Data.
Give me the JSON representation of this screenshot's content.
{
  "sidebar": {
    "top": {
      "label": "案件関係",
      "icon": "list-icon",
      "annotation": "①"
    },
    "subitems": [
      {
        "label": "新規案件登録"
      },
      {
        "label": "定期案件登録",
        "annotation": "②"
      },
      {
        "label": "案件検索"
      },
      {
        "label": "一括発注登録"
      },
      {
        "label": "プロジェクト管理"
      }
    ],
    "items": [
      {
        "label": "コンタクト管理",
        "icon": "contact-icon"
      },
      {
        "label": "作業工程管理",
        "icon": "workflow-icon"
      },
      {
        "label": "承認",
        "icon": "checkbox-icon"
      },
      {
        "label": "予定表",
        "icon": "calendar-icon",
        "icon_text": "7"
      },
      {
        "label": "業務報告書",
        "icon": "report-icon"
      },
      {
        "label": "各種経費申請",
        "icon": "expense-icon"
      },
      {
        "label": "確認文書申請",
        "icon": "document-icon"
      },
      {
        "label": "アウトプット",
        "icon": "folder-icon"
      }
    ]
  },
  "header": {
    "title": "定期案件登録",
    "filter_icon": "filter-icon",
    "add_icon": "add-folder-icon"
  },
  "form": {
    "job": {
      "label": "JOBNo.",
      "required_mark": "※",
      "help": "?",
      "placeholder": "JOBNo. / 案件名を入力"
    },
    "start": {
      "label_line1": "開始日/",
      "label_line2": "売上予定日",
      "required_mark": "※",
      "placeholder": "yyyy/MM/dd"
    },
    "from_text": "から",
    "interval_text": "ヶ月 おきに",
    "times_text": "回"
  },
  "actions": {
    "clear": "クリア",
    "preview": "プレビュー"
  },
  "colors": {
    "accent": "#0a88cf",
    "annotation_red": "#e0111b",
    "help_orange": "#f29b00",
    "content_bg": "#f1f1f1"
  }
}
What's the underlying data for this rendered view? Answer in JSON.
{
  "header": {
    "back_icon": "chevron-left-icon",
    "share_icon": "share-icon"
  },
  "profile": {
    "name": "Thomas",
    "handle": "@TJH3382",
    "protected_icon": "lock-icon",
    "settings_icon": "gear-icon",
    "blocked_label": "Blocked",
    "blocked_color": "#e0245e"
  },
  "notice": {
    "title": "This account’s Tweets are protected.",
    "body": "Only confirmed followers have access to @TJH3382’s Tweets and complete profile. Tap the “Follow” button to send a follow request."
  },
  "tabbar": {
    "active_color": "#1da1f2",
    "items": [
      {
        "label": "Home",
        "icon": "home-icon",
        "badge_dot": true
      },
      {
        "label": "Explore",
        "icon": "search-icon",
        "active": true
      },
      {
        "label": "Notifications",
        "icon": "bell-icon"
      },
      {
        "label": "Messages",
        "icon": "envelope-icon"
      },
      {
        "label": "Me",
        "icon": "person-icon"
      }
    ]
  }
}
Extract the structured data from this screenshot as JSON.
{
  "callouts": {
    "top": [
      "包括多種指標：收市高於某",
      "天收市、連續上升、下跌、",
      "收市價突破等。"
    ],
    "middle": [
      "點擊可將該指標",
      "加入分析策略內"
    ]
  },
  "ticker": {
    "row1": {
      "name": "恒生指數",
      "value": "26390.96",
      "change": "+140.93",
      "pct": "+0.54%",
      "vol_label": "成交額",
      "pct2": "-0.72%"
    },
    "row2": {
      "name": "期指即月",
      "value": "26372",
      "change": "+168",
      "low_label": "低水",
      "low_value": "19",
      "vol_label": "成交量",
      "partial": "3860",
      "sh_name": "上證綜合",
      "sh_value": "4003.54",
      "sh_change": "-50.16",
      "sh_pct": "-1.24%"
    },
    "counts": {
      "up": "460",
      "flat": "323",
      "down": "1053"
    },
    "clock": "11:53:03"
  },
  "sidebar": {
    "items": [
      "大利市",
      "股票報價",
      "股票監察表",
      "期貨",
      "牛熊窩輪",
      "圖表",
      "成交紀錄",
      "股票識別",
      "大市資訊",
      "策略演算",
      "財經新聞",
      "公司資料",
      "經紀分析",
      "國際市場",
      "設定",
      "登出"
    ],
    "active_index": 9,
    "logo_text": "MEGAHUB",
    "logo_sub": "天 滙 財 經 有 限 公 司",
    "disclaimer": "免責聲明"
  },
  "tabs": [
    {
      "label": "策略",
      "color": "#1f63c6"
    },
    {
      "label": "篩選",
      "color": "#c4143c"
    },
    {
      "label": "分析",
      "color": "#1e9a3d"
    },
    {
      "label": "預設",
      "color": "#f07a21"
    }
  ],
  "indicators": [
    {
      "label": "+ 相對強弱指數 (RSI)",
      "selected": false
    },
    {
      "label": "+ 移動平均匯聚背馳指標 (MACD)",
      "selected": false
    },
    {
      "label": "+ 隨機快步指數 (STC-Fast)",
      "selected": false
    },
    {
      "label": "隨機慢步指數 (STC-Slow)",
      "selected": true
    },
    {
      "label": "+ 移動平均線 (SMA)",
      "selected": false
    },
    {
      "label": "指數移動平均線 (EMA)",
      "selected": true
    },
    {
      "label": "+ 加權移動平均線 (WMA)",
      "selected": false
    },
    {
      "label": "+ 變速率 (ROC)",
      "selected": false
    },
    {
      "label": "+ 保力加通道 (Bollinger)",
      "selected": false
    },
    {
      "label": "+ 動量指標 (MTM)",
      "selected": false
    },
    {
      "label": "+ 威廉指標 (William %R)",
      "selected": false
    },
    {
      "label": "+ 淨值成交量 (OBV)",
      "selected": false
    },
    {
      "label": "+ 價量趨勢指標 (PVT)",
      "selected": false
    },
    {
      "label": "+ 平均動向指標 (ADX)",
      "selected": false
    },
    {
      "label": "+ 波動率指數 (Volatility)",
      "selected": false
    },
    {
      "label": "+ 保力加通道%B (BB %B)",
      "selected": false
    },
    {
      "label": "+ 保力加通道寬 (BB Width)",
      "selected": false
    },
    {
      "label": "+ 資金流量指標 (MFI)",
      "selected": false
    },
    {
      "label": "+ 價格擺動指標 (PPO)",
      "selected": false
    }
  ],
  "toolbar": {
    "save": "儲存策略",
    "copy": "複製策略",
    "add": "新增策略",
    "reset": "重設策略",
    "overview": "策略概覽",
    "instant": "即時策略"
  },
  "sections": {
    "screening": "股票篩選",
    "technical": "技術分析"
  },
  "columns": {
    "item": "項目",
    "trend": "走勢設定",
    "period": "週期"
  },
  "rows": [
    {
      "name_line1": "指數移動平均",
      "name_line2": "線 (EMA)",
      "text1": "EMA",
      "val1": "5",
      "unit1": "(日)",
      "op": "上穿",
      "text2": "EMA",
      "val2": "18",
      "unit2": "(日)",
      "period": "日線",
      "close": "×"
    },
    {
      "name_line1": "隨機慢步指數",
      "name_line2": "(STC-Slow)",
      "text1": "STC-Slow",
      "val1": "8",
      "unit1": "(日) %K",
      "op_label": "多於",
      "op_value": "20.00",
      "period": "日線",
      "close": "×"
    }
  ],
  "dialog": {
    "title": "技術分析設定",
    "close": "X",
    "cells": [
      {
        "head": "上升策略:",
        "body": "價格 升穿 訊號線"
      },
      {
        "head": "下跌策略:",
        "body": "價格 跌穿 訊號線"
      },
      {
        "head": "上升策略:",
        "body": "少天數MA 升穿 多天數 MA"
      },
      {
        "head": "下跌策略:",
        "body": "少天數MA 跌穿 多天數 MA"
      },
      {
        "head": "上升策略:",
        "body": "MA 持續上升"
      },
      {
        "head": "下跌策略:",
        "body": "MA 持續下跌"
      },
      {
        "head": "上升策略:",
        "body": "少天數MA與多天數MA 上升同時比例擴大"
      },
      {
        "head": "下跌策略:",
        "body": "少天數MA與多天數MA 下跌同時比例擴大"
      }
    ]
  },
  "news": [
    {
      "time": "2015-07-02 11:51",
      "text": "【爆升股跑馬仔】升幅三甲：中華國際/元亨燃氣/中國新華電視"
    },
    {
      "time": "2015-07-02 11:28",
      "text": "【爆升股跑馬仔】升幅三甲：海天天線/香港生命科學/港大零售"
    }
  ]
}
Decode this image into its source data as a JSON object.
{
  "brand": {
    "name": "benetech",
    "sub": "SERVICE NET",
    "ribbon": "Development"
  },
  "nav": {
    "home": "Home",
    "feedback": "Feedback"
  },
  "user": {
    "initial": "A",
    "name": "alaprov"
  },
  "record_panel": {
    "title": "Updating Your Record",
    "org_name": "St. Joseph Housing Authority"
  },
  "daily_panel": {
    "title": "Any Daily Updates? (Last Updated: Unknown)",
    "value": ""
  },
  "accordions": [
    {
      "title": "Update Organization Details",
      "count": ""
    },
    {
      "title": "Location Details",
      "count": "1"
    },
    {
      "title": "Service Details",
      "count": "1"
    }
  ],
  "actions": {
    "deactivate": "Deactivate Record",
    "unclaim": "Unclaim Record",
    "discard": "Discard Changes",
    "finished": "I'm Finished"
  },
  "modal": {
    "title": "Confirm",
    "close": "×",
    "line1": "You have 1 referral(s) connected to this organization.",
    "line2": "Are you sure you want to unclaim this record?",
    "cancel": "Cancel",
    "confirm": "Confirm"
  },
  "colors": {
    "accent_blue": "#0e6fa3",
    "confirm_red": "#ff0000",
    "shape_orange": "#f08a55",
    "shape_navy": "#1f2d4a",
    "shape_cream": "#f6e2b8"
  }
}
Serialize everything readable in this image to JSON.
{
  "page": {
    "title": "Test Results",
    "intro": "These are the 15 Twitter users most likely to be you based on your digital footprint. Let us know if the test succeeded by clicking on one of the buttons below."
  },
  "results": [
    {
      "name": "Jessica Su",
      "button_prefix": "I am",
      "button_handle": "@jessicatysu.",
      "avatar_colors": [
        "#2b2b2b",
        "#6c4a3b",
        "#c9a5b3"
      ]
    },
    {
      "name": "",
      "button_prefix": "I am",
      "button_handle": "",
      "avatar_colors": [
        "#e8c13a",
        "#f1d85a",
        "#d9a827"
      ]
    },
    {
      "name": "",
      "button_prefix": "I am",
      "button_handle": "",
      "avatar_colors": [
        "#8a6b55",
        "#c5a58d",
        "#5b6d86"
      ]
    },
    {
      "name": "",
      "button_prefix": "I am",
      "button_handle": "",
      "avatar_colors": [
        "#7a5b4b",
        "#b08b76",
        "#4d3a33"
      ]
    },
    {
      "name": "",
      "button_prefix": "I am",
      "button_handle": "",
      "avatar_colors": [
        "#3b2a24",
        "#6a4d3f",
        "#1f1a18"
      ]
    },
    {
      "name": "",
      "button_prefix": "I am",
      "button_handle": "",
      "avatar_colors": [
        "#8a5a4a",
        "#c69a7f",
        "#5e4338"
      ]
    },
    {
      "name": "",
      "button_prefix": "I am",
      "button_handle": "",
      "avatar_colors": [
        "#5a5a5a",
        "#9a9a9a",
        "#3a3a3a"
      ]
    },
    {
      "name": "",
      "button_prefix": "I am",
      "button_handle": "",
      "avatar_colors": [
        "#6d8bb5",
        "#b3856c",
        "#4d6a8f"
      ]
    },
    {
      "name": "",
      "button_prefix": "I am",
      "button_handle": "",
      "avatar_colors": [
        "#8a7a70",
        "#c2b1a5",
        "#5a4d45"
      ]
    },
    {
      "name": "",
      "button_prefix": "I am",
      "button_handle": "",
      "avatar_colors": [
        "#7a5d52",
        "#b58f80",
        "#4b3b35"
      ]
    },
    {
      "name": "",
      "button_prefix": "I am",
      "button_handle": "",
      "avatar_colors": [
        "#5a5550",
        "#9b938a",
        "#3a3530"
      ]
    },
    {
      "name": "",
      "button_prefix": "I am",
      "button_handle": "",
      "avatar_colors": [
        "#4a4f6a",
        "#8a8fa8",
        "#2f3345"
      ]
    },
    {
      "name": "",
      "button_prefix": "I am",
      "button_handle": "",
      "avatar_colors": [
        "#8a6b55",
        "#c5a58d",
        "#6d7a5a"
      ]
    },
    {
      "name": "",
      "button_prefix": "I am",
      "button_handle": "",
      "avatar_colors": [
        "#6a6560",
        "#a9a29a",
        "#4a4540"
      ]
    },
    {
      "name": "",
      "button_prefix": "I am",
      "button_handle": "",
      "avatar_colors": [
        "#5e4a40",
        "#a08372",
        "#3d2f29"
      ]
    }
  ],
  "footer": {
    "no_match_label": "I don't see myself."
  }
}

Work required. Look through the material and copy each line that has "JSON".

Exercise response.
Give me the JSON representation of this screenshot's content.
What's the underlying data for this rendered view? Answer in JSON.
Extract the structured data from this screenshot as JSON.
Decode this image into its source data as a JSON object.
Serialize everything readable in this image to JSON.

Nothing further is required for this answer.